- _To be done_:
From the material below, list every line containing "أدرك".

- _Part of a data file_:
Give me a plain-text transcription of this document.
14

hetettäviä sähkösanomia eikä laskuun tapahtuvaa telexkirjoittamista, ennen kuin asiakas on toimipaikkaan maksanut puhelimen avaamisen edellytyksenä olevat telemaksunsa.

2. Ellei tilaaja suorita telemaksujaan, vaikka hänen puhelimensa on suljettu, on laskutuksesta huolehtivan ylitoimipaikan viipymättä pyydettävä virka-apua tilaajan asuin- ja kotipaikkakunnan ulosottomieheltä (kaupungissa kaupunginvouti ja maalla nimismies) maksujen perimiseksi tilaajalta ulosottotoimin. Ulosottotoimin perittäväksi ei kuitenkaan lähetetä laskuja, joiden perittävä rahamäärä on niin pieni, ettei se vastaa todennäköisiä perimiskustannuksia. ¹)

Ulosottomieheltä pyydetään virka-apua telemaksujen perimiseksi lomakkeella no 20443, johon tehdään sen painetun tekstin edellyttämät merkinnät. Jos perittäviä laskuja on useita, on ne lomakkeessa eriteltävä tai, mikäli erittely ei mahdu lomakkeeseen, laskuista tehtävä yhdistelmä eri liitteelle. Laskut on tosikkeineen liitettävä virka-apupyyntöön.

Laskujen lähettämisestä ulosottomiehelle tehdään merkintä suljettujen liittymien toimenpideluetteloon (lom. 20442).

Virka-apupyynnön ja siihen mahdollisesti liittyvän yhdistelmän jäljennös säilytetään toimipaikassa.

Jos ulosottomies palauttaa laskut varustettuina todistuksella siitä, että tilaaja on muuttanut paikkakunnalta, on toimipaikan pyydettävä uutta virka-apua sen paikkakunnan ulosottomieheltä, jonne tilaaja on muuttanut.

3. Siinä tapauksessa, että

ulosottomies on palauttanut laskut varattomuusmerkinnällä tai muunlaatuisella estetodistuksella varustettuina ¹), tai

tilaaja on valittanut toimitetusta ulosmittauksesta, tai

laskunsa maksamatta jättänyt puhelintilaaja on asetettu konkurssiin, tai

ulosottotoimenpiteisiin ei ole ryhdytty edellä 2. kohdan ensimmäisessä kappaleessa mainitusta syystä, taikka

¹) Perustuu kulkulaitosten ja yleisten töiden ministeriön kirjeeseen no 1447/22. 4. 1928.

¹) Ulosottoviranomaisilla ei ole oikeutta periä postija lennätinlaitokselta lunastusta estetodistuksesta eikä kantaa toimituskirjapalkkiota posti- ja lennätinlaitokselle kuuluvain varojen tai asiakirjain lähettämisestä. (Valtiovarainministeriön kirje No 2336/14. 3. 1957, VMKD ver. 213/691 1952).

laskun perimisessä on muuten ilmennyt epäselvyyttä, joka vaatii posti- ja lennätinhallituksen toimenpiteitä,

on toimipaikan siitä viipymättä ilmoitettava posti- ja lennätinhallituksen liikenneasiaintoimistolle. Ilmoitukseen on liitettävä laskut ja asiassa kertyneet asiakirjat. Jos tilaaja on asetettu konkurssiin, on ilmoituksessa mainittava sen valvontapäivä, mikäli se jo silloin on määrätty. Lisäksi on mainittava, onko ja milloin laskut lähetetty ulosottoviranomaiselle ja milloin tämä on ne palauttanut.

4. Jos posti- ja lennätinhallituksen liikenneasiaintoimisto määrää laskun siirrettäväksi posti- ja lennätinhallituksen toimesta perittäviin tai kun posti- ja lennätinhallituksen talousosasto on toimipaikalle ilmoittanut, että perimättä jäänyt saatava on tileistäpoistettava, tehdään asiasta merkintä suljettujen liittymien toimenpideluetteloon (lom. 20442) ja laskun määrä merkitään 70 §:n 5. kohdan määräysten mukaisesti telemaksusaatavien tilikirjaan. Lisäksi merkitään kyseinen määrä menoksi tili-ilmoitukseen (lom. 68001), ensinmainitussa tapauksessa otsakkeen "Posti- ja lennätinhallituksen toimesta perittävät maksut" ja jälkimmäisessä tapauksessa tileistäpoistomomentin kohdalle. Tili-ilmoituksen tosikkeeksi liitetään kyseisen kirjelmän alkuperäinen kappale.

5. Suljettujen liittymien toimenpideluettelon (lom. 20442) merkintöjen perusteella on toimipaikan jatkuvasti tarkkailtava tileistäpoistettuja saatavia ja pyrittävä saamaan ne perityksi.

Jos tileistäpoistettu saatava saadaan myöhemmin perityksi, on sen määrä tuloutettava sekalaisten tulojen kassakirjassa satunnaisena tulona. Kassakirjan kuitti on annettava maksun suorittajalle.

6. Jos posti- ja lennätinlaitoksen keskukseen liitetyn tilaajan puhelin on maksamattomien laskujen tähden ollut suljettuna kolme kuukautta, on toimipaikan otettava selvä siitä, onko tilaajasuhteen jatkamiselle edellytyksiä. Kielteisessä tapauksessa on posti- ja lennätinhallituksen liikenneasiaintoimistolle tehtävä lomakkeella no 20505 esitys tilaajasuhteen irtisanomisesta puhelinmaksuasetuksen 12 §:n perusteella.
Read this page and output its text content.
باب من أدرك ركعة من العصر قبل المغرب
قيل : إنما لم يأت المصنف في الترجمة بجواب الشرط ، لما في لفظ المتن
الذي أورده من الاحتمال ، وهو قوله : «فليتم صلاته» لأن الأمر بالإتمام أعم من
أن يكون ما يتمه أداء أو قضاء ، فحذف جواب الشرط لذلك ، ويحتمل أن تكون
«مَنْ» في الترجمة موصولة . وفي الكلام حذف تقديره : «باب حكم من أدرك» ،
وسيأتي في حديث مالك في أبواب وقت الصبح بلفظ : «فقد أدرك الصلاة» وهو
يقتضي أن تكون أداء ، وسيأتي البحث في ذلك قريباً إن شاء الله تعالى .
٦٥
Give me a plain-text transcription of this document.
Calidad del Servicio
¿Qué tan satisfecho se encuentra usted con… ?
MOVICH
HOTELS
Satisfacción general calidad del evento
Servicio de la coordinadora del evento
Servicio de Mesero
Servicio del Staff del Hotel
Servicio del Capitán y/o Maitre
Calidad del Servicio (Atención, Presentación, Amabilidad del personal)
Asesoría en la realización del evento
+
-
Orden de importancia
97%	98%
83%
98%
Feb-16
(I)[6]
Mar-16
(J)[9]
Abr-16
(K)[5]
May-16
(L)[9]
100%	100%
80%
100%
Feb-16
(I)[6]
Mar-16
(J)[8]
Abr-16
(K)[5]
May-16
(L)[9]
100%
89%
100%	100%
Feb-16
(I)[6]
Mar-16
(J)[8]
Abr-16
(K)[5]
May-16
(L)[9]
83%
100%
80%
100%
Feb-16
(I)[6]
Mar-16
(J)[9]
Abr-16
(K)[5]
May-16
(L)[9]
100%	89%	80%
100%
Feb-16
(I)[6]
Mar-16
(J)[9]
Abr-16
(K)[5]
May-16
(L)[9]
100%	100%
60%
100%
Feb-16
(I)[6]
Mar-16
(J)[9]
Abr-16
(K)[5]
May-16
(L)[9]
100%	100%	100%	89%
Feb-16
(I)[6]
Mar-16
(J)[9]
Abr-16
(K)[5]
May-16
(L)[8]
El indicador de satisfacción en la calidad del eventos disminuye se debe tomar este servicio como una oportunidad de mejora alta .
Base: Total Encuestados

- _Written solution_:
باب من أدرك ركعة من العصر قبل المغرب
«مَنْ» في الترجمة موصولة . وفي الكلام حذف تقديره : «باب حكم من أدرك» ،
وسيأتي في حديث مالك في أبواب وقت الصبح بلفظ : «فقد أدرك الصلاة» وهو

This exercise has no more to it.